▶ _What to do_: Only the lines from the line holding "Convert this document image to plain text." to the last line should be output, each exactly as given.

☆ ☆ ☆ ☆ ☆ ☆ ☆

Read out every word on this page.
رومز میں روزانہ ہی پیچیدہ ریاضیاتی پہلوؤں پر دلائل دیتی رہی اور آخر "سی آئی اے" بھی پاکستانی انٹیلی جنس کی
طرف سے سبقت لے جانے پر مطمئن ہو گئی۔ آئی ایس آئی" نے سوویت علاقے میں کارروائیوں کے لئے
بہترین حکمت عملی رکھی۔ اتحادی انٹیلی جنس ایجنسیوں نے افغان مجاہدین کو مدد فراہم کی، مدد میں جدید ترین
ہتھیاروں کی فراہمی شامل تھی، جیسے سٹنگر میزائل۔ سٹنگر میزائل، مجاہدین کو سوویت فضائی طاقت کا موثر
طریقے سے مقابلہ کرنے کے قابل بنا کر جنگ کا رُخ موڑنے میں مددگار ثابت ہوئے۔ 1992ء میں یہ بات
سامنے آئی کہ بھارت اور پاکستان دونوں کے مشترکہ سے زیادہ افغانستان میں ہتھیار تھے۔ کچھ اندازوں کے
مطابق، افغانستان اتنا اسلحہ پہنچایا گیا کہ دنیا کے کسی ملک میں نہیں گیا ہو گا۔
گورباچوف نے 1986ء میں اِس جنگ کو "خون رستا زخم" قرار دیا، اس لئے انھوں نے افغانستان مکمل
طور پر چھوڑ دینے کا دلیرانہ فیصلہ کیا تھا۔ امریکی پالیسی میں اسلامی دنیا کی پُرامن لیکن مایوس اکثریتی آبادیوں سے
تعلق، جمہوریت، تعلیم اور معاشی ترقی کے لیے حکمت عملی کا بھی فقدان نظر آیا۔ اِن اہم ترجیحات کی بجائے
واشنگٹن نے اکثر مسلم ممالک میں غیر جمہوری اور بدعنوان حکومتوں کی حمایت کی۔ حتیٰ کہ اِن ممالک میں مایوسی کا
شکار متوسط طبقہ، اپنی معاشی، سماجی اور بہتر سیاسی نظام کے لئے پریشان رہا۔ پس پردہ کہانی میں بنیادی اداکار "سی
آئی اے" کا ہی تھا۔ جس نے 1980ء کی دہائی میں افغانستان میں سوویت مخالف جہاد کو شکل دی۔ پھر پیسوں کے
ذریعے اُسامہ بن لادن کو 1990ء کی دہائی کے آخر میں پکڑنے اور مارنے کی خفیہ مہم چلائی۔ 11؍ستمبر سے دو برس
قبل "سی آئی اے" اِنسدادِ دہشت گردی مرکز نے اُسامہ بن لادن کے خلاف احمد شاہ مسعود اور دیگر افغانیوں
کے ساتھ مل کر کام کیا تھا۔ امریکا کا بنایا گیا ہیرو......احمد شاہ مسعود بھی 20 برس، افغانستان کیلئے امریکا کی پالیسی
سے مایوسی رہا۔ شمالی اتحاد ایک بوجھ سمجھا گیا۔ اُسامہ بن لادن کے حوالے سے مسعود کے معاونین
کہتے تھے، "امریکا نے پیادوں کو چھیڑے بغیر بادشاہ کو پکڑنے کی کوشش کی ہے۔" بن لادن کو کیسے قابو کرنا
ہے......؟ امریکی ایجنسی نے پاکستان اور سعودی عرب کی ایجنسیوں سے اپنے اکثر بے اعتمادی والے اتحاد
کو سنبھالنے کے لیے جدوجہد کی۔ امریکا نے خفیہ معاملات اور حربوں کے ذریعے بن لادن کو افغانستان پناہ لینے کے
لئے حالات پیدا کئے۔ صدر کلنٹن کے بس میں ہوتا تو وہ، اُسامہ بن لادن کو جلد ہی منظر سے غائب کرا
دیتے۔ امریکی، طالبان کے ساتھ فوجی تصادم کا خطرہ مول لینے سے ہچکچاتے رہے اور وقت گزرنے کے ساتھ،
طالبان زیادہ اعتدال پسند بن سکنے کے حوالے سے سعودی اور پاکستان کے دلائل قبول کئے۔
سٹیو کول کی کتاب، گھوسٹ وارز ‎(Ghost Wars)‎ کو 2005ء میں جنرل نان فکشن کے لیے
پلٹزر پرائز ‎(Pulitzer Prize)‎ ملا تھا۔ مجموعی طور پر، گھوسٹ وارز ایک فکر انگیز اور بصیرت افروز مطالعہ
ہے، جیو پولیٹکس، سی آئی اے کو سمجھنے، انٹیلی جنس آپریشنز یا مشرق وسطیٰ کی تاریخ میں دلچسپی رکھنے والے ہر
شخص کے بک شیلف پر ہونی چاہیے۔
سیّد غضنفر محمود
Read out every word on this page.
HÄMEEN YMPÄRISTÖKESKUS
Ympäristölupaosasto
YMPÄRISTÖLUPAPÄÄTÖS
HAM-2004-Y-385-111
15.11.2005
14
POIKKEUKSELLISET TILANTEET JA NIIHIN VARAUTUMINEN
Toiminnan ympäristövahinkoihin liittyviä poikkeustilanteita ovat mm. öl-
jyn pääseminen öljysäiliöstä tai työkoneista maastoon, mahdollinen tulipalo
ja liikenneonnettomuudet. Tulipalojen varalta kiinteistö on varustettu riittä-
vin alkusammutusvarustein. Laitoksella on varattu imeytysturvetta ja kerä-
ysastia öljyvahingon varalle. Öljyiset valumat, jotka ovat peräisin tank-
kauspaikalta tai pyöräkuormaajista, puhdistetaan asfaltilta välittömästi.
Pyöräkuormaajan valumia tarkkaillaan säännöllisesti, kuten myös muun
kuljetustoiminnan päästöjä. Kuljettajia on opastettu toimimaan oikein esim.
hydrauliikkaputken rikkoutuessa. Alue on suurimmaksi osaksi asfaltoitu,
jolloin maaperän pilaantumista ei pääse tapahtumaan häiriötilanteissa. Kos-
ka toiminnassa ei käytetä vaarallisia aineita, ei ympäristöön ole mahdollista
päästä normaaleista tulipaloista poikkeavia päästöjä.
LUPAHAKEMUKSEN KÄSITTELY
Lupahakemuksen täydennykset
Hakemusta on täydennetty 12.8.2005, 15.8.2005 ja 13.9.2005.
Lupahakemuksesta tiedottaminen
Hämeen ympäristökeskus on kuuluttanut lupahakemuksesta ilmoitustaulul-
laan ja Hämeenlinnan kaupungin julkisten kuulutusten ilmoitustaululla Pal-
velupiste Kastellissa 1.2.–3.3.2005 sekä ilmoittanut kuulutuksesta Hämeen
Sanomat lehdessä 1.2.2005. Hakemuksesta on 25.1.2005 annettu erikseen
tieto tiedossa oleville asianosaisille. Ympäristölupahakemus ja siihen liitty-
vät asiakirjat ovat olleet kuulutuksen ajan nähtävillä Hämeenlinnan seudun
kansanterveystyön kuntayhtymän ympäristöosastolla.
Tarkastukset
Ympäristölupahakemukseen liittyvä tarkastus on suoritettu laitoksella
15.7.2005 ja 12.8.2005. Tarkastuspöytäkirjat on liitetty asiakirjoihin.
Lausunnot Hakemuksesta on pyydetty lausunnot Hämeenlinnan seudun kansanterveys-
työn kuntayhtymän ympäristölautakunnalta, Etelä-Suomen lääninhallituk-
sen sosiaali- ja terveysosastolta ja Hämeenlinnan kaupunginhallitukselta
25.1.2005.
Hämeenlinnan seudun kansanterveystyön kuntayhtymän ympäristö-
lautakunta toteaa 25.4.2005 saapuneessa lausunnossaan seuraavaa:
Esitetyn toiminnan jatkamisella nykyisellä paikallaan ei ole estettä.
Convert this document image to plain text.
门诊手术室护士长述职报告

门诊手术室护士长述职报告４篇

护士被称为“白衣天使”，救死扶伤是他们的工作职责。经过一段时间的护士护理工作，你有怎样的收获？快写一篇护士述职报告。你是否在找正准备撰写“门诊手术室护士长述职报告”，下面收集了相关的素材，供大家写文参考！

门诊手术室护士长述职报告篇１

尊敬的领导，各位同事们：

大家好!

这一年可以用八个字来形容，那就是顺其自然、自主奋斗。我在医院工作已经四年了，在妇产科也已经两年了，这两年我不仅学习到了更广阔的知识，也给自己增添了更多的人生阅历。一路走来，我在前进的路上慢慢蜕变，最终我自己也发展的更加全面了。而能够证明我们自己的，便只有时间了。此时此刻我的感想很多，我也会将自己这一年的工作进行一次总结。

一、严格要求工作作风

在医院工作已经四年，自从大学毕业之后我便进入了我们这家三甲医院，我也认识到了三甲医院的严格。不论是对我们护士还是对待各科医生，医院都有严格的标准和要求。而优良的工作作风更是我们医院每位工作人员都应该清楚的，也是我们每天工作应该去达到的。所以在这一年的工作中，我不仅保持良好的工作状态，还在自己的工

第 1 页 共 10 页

☆ ☆ ☆ ☆ ☆ ☆ ☆

▶ _Written solution_:
Convert this document image to plain text.
门诊手术室护士长述职报告

门诊手术室护士长述职报告４篇

护士被称为“白衣天使”，救死扶伤是他们的工作职责。经过一段时间的护士护理工作，你有怎样的收获？快写一篇护士述职报告。你是否在找正准备撰写“门诊手术室护士长述职报告”，下面收集了相关的素材，供大家写文参考！

门诊手术室护士长述职报告篇１

尊敬的领导，各位同事们：

大家好!

这一年可以用八个字来形容，那就是顺其自然、自主奋斗。我在医院工作已经四年了，在妇产科也已经两年了，这两年我不仅学习到了更广阔的知识，也给自己增添了更多的人生阅历。一路走来，我在前进的路上慢慢蜕变，最终我自己也发展的更加全面了。而能够证明我们自己的，便只有时间了。此时此刻我的感想很多，我也会将自己这一年的工作进行一次总结。

一、严格要求工作作风

在医院工作已经四年，自从大学毕业之后我便进入了我们这家三甲医院，我也认识到了三甲医院的严格。不论是对我们护士还是对待各科医生，医院都有严格的标准和要求。而优良的工作作风更是我们医院每位工作人员都应该清楚的，也是我们每天工作应该去达到的。所以在这一年的工作中，我不仅保持良好的工作状态，还在自己的工

第 1 页 共 10 页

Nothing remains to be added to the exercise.